# Direction
Look through the listing and locate every line containing the word "Plutôt"; copy those lines.
-- begin Dataset records --
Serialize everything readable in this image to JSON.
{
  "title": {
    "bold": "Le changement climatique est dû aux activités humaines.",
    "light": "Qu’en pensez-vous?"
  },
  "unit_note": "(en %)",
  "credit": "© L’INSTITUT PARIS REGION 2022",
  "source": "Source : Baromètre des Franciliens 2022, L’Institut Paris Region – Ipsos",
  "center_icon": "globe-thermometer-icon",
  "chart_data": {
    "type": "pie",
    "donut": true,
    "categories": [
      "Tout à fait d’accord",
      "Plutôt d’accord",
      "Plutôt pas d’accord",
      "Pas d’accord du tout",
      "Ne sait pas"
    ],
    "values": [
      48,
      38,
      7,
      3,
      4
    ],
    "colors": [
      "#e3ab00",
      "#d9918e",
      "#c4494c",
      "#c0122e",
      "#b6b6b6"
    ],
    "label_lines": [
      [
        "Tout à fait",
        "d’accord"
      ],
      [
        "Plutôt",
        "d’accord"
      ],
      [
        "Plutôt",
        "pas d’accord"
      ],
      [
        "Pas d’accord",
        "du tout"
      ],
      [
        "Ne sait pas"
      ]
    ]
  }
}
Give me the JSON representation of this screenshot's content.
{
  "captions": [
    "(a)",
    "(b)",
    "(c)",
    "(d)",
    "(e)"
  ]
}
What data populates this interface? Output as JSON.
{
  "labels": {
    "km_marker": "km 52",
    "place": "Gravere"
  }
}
-- end Dataset records --
# Completed task
      "Plutôt d’accord",
      "Plutôt pas d’accord",
        "Plutôt",
        "Plutôt",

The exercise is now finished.